Task material —
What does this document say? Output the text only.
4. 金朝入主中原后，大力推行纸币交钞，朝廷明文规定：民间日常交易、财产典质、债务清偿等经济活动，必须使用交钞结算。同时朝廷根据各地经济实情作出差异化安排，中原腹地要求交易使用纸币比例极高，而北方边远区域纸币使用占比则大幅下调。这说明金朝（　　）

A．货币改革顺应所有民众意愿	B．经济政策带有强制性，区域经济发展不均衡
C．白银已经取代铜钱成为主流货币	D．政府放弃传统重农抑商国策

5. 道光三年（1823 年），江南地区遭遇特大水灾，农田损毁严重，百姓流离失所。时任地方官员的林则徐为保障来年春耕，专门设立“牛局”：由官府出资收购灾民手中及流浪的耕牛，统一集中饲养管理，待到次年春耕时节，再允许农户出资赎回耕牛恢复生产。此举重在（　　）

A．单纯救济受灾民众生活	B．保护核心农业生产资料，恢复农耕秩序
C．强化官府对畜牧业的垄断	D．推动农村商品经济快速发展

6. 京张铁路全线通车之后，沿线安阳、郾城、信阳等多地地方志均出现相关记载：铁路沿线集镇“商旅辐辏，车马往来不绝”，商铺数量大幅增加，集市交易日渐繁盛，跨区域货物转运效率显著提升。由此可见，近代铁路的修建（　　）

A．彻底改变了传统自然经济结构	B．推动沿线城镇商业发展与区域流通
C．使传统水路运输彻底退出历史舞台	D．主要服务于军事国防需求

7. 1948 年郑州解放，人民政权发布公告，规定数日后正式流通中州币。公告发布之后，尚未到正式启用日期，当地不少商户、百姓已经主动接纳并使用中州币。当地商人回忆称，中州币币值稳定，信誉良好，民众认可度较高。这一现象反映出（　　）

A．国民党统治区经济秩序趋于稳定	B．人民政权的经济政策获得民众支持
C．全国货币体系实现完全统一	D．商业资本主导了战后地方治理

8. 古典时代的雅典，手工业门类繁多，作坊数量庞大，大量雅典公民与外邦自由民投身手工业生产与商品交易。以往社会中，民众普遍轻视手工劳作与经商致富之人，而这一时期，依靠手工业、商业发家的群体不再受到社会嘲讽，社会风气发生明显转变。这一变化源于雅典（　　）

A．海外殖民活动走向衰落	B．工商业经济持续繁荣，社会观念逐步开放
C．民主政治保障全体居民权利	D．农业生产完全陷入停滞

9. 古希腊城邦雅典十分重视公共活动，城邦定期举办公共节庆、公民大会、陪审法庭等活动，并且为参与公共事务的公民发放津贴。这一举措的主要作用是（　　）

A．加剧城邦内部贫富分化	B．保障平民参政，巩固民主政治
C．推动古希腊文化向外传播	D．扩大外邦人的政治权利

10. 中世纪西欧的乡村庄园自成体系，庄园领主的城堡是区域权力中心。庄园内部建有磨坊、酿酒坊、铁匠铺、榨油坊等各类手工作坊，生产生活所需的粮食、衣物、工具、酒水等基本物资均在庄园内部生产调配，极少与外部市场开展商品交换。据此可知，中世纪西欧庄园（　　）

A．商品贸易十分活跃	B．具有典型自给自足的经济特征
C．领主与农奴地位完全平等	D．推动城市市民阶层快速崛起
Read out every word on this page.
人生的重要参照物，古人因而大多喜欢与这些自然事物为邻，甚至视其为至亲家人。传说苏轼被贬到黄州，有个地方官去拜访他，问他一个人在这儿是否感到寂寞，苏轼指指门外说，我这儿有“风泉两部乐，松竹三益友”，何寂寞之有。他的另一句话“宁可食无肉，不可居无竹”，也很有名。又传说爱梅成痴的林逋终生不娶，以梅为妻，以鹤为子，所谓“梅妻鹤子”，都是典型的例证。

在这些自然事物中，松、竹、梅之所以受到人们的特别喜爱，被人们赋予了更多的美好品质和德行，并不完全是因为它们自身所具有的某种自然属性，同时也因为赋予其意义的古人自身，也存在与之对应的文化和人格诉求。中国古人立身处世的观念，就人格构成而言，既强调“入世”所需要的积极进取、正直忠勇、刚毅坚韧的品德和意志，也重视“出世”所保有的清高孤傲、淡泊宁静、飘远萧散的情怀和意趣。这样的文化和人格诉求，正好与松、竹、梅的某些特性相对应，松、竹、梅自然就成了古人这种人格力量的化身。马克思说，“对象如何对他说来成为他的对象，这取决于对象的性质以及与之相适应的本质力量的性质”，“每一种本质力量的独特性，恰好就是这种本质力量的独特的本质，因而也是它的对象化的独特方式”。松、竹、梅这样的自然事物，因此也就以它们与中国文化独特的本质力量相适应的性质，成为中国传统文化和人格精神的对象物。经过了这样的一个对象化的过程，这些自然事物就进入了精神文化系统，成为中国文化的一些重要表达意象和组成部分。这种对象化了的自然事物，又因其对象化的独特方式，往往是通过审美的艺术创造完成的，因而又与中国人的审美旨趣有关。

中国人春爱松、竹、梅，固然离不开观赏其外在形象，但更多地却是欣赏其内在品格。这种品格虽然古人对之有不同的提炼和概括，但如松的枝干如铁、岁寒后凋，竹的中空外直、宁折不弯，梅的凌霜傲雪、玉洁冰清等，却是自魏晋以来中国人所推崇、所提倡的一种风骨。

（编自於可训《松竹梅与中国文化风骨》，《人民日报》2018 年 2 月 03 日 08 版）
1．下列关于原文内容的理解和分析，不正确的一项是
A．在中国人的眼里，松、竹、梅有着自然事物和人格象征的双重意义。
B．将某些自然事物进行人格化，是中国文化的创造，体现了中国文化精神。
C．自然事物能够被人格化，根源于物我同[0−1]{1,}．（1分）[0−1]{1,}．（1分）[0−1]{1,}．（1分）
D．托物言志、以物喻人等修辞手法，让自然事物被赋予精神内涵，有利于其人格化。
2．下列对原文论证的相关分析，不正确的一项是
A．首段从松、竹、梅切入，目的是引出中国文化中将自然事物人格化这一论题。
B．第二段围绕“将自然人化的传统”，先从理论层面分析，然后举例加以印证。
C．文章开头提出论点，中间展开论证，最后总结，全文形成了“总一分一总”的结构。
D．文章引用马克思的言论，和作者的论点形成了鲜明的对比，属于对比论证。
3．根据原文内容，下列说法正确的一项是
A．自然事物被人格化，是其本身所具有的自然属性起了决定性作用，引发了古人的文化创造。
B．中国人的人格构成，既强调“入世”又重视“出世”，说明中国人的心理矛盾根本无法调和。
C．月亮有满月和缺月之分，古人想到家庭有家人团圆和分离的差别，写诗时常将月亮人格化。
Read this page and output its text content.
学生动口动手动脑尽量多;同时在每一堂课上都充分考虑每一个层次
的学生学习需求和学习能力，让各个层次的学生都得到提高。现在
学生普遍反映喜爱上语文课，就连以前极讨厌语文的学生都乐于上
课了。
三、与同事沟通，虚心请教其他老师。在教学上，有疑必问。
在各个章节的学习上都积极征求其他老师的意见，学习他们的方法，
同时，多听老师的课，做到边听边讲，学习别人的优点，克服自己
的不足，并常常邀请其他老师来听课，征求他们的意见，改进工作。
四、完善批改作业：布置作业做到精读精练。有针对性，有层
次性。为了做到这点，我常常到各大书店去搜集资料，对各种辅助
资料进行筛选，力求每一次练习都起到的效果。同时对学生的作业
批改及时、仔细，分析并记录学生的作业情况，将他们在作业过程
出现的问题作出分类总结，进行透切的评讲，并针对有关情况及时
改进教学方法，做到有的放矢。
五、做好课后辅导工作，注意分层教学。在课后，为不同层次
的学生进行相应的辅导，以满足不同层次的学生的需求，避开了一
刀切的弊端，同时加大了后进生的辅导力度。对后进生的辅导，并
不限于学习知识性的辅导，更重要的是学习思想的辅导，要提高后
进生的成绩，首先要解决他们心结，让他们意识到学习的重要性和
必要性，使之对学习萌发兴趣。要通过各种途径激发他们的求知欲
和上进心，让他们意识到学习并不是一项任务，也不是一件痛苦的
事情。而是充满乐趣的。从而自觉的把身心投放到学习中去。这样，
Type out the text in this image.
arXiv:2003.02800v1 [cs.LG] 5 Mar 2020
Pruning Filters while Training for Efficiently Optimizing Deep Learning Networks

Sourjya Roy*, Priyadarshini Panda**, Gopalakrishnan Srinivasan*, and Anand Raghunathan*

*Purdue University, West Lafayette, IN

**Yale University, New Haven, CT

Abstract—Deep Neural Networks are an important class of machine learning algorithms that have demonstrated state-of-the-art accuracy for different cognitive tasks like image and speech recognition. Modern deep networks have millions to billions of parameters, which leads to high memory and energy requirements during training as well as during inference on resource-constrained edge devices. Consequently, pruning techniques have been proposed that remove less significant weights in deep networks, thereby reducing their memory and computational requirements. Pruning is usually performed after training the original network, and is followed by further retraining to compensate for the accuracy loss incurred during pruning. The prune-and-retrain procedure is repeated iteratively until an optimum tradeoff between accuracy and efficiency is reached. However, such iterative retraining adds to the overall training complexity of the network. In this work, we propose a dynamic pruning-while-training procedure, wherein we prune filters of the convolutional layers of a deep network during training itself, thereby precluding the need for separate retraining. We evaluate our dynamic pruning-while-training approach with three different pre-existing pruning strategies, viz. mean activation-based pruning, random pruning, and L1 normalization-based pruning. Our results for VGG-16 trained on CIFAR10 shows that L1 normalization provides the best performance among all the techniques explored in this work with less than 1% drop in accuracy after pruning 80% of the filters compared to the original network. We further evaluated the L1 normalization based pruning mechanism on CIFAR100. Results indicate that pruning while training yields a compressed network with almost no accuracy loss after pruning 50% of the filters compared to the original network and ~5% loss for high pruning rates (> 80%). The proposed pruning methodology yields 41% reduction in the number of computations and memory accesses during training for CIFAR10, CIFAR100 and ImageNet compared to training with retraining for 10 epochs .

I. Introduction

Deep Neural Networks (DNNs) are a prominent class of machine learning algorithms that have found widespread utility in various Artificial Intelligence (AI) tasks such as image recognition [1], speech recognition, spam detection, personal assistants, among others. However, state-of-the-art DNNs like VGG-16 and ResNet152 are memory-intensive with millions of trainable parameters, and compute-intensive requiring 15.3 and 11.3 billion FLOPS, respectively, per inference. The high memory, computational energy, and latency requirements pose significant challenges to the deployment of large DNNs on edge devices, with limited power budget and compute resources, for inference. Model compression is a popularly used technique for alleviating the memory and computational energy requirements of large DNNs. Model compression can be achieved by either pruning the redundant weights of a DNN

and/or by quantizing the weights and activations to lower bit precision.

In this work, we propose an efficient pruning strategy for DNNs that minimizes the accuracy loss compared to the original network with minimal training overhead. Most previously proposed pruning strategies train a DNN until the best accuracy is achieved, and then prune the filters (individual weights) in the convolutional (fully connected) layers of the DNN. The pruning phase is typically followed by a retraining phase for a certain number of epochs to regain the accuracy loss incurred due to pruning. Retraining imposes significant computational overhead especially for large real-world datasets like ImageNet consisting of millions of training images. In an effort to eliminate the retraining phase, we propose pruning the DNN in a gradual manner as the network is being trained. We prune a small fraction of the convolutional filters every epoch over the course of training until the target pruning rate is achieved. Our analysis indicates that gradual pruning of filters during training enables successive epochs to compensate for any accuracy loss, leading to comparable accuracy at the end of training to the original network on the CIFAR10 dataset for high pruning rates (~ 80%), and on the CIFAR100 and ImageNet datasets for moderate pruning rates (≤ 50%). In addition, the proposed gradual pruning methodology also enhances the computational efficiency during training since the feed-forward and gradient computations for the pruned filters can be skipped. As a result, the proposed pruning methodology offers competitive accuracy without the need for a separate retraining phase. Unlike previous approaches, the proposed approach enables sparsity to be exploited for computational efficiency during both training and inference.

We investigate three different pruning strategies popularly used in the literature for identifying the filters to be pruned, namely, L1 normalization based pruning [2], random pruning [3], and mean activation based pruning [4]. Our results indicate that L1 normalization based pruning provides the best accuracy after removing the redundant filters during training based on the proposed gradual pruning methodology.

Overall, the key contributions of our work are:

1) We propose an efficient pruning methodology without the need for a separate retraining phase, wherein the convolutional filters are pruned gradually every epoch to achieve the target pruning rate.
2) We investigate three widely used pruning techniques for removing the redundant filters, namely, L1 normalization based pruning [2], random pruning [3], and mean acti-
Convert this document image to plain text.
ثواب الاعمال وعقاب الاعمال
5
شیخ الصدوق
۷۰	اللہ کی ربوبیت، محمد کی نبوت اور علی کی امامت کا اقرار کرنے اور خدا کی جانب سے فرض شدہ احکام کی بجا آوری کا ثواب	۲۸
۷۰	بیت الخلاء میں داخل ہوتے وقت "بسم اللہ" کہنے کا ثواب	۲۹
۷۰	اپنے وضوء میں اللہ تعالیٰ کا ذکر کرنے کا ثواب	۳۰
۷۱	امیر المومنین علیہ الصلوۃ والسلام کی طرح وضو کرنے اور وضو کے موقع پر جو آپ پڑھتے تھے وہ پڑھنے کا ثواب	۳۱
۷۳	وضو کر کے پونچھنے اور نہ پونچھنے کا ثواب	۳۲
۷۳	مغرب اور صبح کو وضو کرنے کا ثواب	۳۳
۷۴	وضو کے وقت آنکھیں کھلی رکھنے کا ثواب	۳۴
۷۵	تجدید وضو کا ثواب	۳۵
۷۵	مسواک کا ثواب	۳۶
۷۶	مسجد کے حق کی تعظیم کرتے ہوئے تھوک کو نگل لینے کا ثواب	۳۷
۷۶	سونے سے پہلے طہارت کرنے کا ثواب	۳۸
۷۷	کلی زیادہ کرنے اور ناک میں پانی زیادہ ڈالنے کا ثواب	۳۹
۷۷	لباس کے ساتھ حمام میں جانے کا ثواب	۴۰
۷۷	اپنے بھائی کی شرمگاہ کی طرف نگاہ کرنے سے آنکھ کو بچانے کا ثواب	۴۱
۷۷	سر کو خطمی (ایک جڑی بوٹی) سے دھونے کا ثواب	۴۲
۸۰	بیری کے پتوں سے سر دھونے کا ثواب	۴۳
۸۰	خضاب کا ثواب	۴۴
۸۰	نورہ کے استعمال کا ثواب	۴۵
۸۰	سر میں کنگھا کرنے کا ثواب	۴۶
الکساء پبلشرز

Short exercise — Filter the records above for "University" and copy every matching line.

Task answer —
*Purdue University, West Lafayette, IN
**Yale University, New Haven, CT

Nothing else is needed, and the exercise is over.